Set exercise
Tally the lines of the listing that contain the string "this". Give the number and nothing else.

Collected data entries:
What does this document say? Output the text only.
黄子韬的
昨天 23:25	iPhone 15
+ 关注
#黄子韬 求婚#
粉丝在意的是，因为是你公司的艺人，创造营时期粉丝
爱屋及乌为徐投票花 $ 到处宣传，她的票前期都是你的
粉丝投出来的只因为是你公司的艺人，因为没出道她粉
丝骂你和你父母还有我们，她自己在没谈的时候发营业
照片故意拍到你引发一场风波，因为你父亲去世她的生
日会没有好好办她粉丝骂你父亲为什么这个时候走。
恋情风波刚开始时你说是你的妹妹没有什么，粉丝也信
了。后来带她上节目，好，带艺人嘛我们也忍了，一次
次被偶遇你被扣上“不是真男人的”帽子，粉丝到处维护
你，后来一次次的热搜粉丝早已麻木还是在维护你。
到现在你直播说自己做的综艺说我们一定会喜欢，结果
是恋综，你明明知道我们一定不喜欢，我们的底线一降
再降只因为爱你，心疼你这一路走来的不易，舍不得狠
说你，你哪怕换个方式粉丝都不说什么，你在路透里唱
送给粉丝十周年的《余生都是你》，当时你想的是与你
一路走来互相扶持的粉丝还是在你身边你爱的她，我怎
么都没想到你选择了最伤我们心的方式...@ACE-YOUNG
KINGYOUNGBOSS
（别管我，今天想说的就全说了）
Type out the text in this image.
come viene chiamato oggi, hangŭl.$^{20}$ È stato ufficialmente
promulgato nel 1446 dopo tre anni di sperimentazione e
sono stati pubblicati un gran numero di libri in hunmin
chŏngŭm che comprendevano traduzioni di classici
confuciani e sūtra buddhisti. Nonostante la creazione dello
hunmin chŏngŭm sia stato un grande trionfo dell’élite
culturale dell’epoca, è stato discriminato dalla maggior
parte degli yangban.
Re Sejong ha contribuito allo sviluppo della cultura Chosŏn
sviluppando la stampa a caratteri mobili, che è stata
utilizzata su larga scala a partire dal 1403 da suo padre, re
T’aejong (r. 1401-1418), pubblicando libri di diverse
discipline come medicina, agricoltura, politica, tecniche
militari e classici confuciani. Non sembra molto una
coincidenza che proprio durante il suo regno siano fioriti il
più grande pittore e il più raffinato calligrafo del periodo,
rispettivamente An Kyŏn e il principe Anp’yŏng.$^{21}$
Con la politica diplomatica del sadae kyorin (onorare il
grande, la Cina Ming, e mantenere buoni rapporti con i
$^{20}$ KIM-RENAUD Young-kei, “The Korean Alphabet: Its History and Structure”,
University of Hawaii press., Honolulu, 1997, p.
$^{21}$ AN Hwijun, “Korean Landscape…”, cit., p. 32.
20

Complete answer
2